Begin Provided text

Ever since I got a high enough reputation on Linux&Unix SE I keep getting these edits to review. Now, as it happens, this is very similar to what I frequently do at my job, hence I think I'm quite efficient. However, there are many edits, especially minor spelling and grammar issues, that have started to bore me out, because I don't feel they really add to the question/answer, as the original mistake wasn't so bad that it mattered. This got me started into: "When should I accept/reject an edit?"

I came across those:

Having read and considered, I don't see a general rule or stated intention. The term pedantic edit creeps up every now and then, but I can't tell if pedantic edits are good, bad or just something people do.

While I edit my own posts a lot to correct each and every mistake I notice, I care less for the posts of others. When reviewing, I just accepted all minor edits if I feel they correct mistakes. But is that actually what we want?

If I have to summarise all my concerns into one question: do we approve of pedantic edits?

Of course it is always up to each individual to perform edits, but given a correct edit is made, is it ok to accept it or do we want to accept only major edits?

The linked questions display different views. The help centre seems to allow edits of arbitrary pedantry.

How does the privileges management work in this area? Once I have the reputation to review edits, do my edits still need approval? I could see that as an implicit pedantry privilege that has to be earned, and therefore reject pedantic edits.

I very much like the argument that spelling and grammar mistakes, especially on the landing page, make the site look bad. Appearance can be a reasonable guide when deciding whether or not to accept/perform a pedantic edit. I regard correcting a spelling mistake in the headline more important than at the end of a oen page post. ;-)

End Provided text

Challenges:
1. Swap each "pedantic" for "trivial" and write out the passage of the post on reviewing edits between "Having read and" and "of pedantic edits?", inclusive.
2. In the post on reviewing edits, what does the help center seem to allow?
The lines after this point come from a separate source.

Begin Entries shown

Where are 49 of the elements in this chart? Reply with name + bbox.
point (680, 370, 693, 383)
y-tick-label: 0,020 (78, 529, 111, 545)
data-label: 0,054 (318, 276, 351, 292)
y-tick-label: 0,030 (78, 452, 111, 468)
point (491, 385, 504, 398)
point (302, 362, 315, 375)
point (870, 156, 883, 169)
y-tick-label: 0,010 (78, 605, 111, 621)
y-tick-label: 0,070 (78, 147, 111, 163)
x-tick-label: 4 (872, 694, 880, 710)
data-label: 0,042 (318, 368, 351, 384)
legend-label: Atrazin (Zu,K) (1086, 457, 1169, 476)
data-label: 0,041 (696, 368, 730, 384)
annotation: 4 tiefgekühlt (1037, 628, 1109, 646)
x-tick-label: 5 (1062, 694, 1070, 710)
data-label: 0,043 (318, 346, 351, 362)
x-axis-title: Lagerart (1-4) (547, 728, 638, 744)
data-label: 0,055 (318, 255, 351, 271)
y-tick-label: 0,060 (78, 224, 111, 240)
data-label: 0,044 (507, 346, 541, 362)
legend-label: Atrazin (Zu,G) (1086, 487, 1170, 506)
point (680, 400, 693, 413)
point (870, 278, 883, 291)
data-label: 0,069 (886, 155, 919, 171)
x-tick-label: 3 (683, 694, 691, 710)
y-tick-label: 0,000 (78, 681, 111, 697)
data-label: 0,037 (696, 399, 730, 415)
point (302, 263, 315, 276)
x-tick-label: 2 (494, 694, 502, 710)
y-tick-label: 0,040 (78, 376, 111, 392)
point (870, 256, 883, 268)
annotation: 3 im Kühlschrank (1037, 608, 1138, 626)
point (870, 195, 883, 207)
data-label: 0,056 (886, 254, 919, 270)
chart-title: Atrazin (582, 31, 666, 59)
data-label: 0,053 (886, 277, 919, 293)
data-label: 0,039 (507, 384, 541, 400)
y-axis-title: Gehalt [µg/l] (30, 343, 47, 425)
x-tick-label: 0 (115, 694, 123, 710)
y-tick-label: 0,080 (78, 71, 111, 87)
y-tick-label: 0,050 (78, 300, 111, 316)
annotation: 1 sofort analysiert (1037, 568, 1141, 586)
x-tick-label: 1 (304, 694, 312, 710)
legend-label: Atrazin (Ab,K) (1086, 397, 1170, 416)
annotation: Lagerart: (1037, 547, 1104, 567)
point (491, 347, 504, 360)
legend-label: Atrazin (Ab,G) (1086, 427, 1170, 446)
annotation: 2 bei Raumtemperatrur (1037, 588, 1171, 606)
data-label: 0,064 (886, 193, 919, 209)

End Entries shown
Begin Entries shown

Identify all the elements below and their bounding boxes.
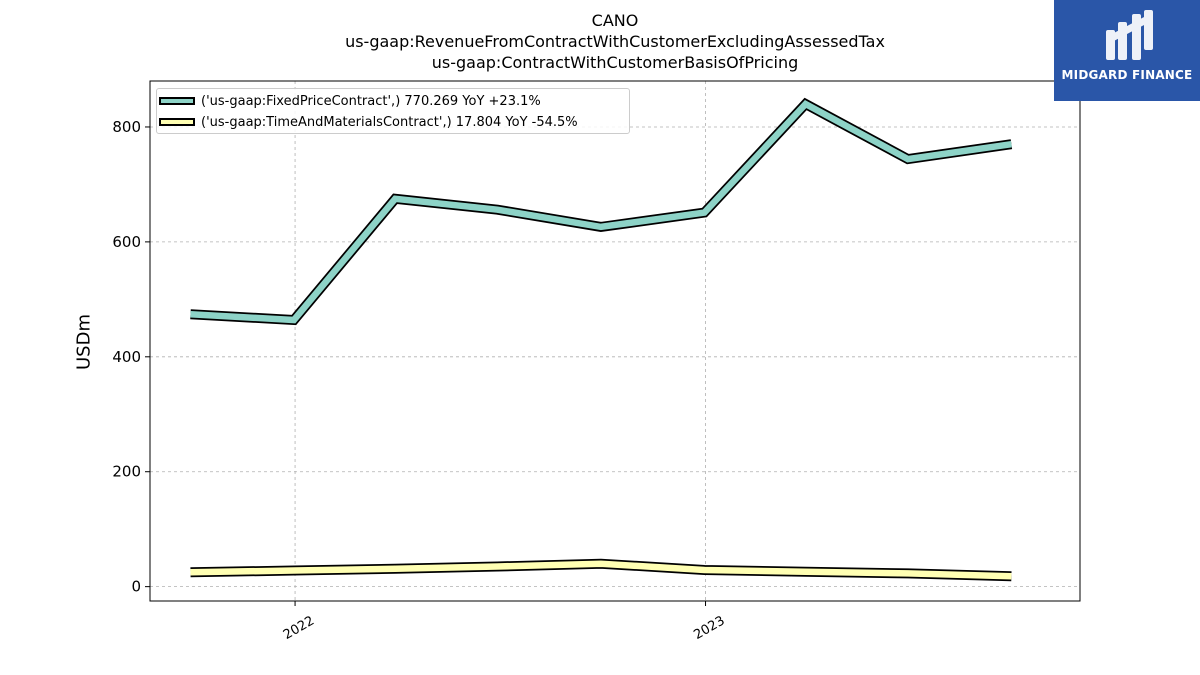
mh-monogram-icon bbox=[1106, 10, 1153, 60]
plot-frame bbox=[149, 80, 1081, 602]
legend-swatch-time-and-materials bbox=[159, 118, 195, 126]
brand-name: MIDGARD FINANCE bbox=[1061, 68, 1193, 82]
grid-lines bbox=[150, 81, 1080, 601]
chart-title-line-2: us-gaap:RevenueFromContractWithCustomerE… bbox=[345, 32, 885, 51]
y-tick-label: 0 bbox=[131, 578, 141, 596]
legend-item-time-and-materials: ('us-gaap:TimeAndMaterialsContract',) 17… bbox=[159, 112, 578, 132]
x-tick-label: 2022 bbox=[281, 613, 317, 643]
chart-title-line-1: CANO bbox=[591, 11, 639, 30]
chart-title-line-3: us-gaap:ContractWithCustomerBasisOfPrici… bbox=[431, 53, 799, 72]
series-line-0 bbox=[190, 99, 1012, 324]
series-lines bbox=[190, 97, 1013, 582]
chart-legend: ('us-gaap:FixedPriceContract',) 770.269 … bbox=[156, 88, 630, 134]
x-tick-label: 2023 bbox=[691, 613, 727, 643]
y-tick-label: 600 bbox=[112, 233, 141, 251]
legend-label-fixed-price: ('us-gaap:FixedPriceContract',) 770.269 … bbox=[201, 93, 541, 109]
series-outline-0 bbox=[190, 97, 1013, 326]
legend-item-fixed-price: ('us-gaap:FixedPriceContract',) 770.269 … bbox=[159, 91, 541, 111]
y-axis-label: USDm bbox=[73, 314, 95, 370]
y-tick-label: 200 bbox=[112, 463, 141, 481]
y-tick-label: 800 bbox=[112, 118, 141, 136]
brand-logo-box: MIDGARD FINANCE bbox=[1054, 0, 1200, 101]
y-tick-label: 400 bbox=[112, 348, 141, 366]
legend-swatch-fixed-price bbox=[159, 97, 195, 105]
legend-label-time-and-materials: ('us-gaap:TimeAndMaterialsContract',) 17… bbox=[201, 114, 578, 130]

End Entries shown

Answers by task:
1.
Having read and considered, I don't see a general rule or stated intention. The term trivial edit creeps up every now and then, but I can't tell if trivial edits are good, bad or just something people do.

While I edit my own posts a lot to correct each and every mistake I notice, I care less for the posts of others. When reviewing, I just accepted all minor edits if I feel they correct mistakes. But is that actually what we want?

If I have to summarise all my concerns into one question: do we approve of trivial edits?

2. Edits of arbitrary pedantry.